WHAT TO WORK ON: Give an exact copy of every line, leaving images out.
***
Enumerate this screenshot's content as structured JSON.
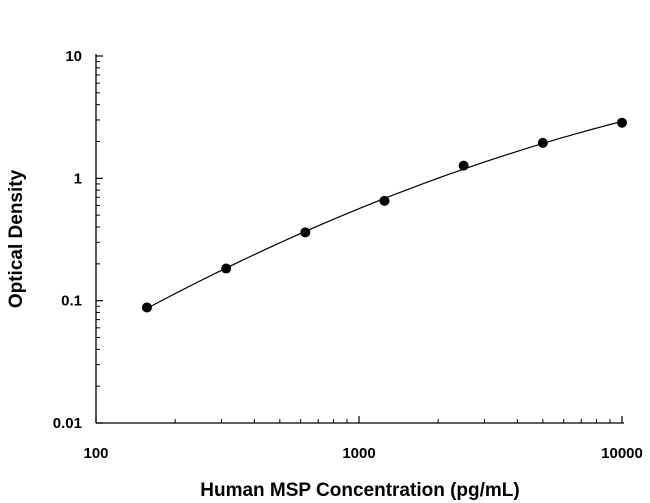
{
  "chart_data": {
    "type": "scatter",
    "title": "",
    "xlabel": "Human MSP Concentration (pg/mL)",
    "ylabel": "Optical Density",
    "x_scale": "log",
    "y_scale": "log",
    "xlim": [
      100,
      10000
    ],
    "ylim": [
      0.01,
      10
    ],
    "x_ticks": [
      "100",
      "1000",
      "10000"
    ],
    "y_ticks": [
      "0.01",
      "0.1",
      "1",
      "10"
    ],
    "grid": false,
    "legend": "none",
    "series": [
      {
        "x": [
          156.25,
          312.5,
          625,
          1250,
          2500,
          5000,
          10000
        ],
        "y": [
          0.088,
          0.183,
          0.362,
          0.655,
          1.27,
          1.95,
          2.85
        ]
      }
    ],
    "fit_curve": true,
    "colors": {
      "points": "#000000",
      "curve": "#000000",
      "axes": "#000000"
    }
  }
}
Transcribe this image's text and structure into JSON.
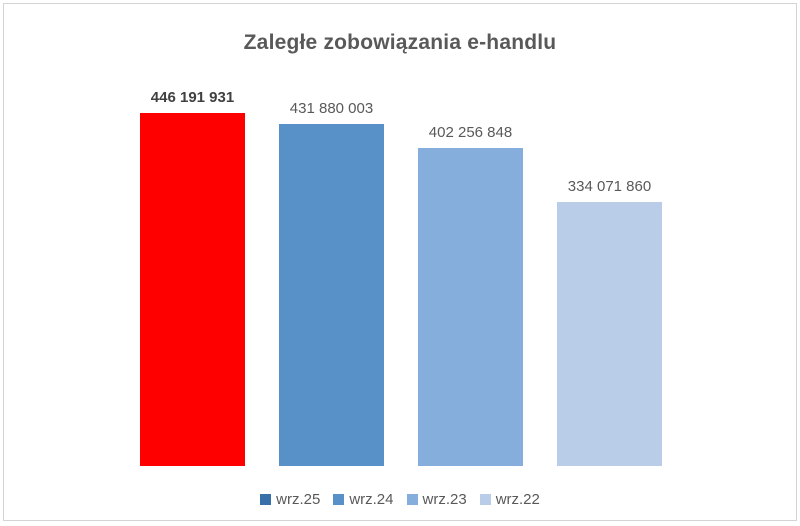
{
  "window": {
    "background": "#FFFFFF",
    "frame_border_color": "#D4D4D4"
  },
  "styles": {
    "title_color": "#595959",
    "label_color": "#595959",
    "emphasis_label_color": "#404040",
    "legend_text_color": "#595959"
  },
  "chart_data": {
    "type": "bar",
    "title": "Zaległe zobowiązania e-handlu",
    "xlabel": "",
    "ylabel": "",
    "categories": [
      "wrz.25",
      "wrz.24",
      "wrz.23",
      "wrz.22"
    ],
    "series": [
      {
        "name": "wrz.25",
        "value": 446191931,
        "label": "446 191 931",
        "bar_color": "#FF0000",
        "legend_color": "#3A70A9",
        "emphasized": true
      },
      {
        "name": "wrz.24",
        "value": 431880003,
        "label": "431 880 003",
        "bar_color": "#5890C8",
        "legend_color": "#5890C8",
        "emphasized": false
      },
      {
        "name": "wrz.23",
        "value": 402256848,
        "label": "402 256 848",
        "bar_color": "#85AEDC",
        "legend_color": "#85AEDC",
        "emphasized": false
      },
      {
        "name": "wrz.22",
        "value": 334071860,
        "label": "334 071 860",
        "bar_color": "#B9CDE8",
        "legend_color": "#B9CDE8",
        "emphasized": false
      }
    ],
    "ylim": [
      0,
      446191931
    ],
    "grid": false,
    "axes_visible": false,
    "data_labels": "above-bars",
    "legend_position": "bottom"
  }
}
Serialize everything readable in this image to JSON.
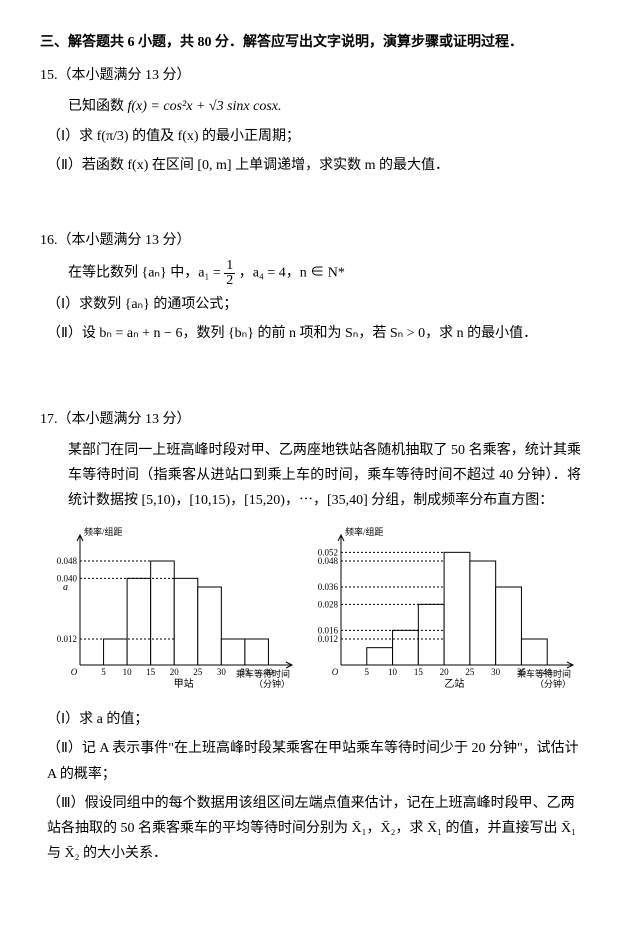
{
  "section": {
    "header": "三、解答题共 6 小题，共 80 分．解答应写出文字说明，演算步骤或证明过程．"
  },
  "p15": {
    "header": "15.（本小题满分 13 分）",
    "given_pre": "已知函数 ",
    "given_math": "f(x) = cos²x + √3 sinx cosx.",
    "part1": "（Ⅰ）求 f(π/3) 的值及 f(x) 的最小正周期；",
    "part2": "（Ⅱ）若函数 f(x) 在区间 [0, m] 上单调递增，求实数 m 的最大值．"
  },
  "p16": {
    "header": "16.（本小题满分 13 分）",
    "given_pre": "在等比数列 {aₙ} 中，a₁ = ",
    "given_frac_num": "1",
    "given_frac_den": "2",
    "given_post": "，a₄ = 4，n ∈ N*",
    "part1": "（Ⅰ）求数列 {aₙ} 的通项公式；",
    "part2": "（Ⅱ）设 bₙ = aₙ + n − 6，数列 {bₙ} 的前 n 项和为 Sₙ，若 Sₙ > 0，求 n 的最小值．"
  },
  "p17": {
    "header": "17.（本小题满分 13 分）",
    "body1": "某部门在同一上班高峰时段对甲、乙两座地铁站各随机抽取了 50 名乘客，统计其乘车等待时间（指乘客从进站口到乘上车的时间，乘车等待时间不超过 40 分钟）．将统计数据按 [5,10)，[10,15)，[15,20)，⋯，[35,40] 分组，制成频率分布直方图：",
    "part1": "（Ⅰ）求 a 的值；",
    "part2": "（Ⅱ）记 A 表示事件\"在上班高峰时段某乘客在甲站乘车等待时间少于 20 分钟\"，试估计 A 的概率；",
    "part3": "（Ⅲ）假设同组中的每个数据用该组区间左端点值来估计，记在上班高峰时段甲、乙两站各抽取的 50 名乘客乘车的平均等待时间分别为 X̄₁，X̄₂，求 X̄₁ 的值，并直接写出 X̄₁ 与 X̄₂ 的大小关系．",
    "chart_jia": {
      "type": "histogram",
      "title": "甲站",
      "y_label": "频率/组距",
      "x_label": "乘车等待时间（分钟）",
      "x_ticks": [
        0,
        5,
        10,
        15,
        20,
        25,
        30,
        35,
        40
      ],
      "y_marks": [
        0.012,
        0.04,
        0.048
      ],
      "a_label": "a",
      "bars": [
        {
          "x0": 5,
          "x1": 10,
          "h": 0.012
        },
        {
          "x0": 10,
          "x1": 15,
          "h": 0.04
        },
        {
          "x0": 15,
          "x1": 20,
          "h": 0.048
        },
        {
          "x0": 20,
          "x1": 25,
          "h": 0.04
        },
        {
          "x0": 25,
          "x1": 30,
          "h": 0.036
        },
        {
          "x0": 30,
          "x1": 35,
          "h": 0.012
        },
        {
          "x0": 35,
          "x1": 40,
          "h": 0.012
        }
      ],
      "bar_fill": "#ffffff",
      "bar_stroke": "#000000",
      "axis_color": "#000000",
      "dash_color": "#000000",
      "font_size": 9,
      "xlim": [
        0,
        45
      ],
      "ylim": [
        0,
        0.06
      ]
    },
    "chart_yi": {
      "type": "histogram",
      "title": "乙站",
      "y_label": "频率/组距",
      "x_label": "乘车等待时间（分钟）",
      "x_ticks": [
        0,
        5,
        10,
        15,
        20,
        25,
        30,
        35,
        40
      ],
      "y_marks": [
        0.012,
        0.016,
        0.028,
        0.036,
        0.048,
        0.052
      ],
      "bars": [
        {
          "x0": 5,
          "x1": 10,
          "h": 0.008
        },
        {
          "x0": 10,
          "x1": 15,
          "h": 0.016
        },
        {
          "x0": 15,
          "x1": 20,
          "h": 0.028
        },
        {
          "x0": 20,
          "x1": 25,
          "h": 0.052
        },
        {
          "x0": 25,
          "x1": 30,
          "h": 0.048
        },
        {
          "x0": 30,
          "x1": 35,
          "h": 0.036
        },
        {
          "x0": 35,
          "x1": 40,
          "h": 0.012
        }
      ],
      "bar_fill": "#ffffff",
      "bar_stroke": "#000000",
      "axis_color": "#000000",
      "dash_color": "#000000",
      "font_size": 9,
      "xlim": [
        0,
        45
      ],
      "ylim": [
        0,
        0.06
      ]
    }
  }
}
***
EXERCISE ANSWER:
Enumerate this screenshot's content as structured JSON.
{
  "chart_data": {
    "type": "scatter",
    "title": "",
    "xlabel": "Human MSP Concentration (pg/mL)",
    "ylabel": "Optical Density",
    "x_scale": "log",
    "y_scale": "log",
    "xlim": [
      100,
      10000
    ],
    "ylim": [
      0.01,
      10
    ],
    "x_ticks": [
      "100",
      "1000",
      "10000"
    ],
    "y_ticks": [
      "0.01",
      "0.1",
      "1",
      "10"
    ],
    "grid": false,
    "legend": "none",
    "series": [
      {
        "x": [
          156.25,
          312.5,
          625,
          1250,
          2500,
          5000,
          10000
        ],
        "y": [
          0.088,
          0.183,
          0.362,
          0.655,
          1.27,
          1.95,
          2.85
        ]
      }
    ],
    "fit_curve": true,
    "colors": {
      "points": "#000000",
      "curve": "#000000",
      "axes": "#000000"
    }
  }
}
Transcribe this image's text and structure into JSON.
{
  "window": {
    "background": "#FFFFFF",
    "frame_border_color": "#D4D4D4"
  },
  "styles": {
    "title_color": "#595959",
    "label_color": "#595959",
    "emphasis_label_color": "#404040",
    "legend_text_color": "#595959"
  },
  "chart_data": {
    "type": "bar",
    "title": "Zaległe zobowiązania e-handlu",
    "xlabel": "",
    "ylabel": "",
    "categories": [
      "wrz.25",
      "wrz.24",
      "wrz.23",
      "wrz.22"
    ],
    "series": [
      {
        "name": "wrz.25",
        "value": 446191931,
        "label": "446 191 931",
        "bar_color": "#FF0000",
        "legend_color": "#3A70A9",
        "emphasized": true
      },
      {
        "name": "wrz.24",
        "value": 431880003,
        "label": "431 880 003",
        "bar_color": "#5890C8",
        "legend_color": "#5890C8",
        "emphasized": false
      },
      {
        "name": "wrz.23",
        "value": 402256848,
        "label": "402 256 848",
        "bar_color": "#85AEDC",
        "legend_color": "#85AEDC",
        "emphasized": false
      },
      {
        "name": "wrz.22",
        "value": 334071860,
        "label": "334 071 860",
        "bar_color": "#B9CDE8",
        "legend_color": "#B9CDE8",
        "emphasized": false
      }
    ],
    "ylim": [
      0,
      446191931
    ],
    "grid": false,
    "axes_visible": false,
    "data_labels": "above-bars",
    "legend_position": "bottom"
  }
}
Serialize everything readable in this image to JSON.
{
  "section": {
    "header": "三、解答题共 6 小题，共 80 分．解答应写出文字说明，演算步骤或证明过程．"
  },
  "p15": {
    "header": "15.（本小题满分 13 分）",
    "given_pre": "已知函数 ",
    "given_math": "f(x) = cos²x + √3 sinx cosx.",
    "part1": "（Ⅰ）求 f(π/3) 的值及 f(x) 的最小正周期；",
    "part2": "（Ⅱ）若函数 f(x) 在区间 [0, m] 上单调递增，求实数 m 的最大值．"
  },
  "p16": {
    "header": "16.（本小题满分 13 分）",
    "given_pre": "在等比数列 {aₙ} 中，a₁ = ",
    "given_frac_num": "1",
    "given_frac_den": "2",
    "given_post": "，a₄ = 4，n ∈ N*",
    "part1": "（Ⅰ）求数列 {aₙ} 的通项公式；",
    "part2": "（Ⅱ）设 bₙ = aₙ + n − 6，数列 {bₙ} 的前 n 项和为 Sₙ，若 Sₙ > 0，求 n 的最小值．"
  },
  "p17": {
    "header": "17.（本小题满分 13 分）",
    "body1": "某部门在同一上班高峰时段对甲、乙两座地铁站各随机抽取了 50 名乘客，统计其乘车等待时间（指乘客从进站口到乘上车的时间，乘车等待时间不超过 40 分钟）．将统计数据按 [5,10)，[10,15)，[15,20)，⋯，[35,40] 分组，制成频率分布直方图：",
    "part1": "（Ⅰ）求 a 的值；",
    "part2": "（Ⅱ）记 A 表示事件\"在上班高峰时段某乘客在甲站乘车等待时间少于 20 分钟\"，试估计 A 的概率；",
    "part3": "（Ⅲ）假设同组中的每个数据用该组区间左端点值来估计，记在上班高峰时段甲、乙两站各抽取的 50 名乘客乘车的平均等待时间分别为 X̄₁，X̄₂，求 X̄₁ 的值，并直接写出 X̄₁ 与 X̄₂ 的大小关系．",
    "chart_jia": {
      "type": "histogram",
      "title": "甲站",
      "y_label": "频率/组距",
      "x_label": "乘车等待时间（分钟）",
      "x_ticks": [
        0,
        5,
        10,
        15,
        20,
        25,
        30,
        35,
        40
      ],
      "y_marks": [
        0.012,
        0.04,
        0.048
      ],
      "a_label": "a",
      "bars": [
        {
          "x0": 5,
          "x1": 10,
          "h": 0.012
        },
        {
          "x0": 10,
          "x1": 15,
          "h": 0.04
        },
        {
          "x0": 15,
          "x1": 20,
          "h": 0.048
        },
        {
          "x0": 20,
          "x1": 25,
          "h": 0.04
        },
        {
          "x0": 25,
          "x1": 30,
          "h": 0.036
        },
        {
          "x0": 30,
          "x1": 35,
          "h": 0.012
        },
        {
          "x0": 35,
          "x1": 40,
          "h": 0.012
        }
      ],
      "bar_fill": "#ffffff",
      "bar_stroke": "#000000",
      "axis_color": "#000000",
      "dash_color": "#000000",
      "font_size": 9,
      "xlim": [
        0,
        45
      ],
      "ylim": [
        0,
        0.06
      ]
    },
    "chart_yi": {
      "type": "histogram",
      "title": "乙站",
      "y_label": "频率/组距",
      "x_label": "乘车等待时间（分钟）",
      "x_ticks": [
        0,
        5,
        10,
        15,
        20,
        25,
        30,
        35,
        40
      ],
      "y_marks": [
        0.012,
        0.016,
        0.028,
        0.036,
        0.048,
        0.052
      ],
      "bars": [
        {
          "x0": 5,
          "x1": 10,
          "h": 0.008
        },
        {
          "x0": 10,
          "x1": 15,
          "h": 0.016
        },
        {
          "x0": 15,
          "x1": 20,
          "h": 0.028
        },
        {
          "x0": 20,
          "x1": 25,
          "h": 0.052
        },
        {
          "x0": 25,
          "x1": 30,
          "h": 0.048
        },
        {
          "x0": 30,
          "x1": 35,
          "h": 0.036
        },
        {
          "x0": 35,
          "x1": 40,
          "h": 0.012
        }
      ],
      "bar_fill": "#ffffff",
      "bar_stroke": "#000000",
      "axis_color": "#000000",
      "dash_color": "#000000",
      "font_size": 9,
      "xlim": [
        0,
        45
      ],
      "ylim": [
        0,
        0.06
      ]
    }
  }
}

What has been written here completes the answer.